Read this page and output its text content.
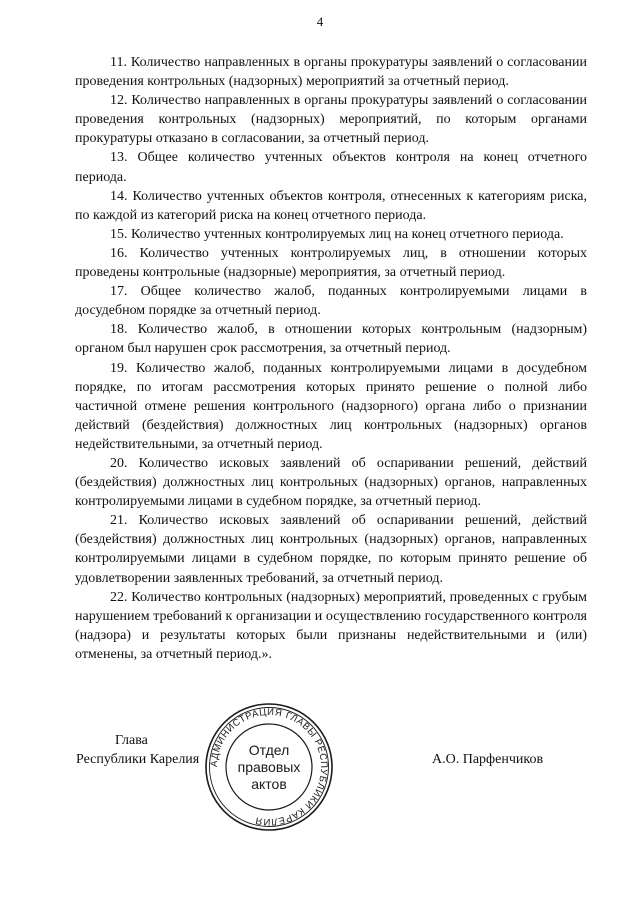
4

11. Количество направленных в органы прокуратуры заявлений о согласовании проведения контрольных (надзорных) мероприятий за отчетный период.

12. Количество направленных в органы прокуратуры заявлений о согласовании проведения контрольных (надзорных) мероприятий, по которым органами прокуратуры отказано в согласовании, за отчетный период.

13. Общее количество учтенных объектов контроля на конец отчетного периода.

14. Количество учтенных объектов контроля, отнесенных к категориям риска, по каждой из категорий риска на конец отчетного периода.

15. Количество учтенных контролируемых лиц на конец отчетного периода.

16. Количество учтенных контролируемых лиц, в отношении которых проведены контрольные (надзорные) мероприятия, за отчетный период.

17. Общее количество жалоб, поданных контролируемыми лицами в досудебном порядке за отчетный период.

18. Количество жалоб, в отношении которых контрольным (надзорным) органом был нарушен срок рассмотрения, за отчетный период.

19. Количество жалоб, поданных контролируемыми лицами в досудебном порядке, по итогам рассмотрения которых принято решение о полной либо частичной отмене решения контрольного (надзорного) органа либо о признании действий (бездействия) должностных лиц контрольных (надзорных) органов недействительными, за отчетный период.

20. Количество исковых заявлений об оспаривании решений, действий (бездействия) должностных лиц контрольных (надзорных) органов, направленных контролируемыми лицами в судебном порядке, за отчетный период.

21. Количество исковых заявлений об оспаривании решений, действий (бездействия) должностных лиц контрольных (надзорных) органов, направленных контролируемыми лицами в судебном порядке, по которым принято решение об удовлетворении заявленных требований, за отчетный период.

22. Количество контрольных (надзорных) мероприятий, проведенных с грубым нарушением требований к организации и осуществлению государственного контроля (надзора) и результаты которых были признаны недействительными и (или) отменены, за отчетный период.».

Глава
Республики Карелия	А.О. Парфенчиков
АДМИНИСТРАЦИЯ ГЛАВЫ РЕСПУБЛИКИ КАРЕЛИЯ
Отдел
правовых
актов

────

Objective. Count how many lines in the data contain the word "отношении", giving the number without comment.

Expected answer. 2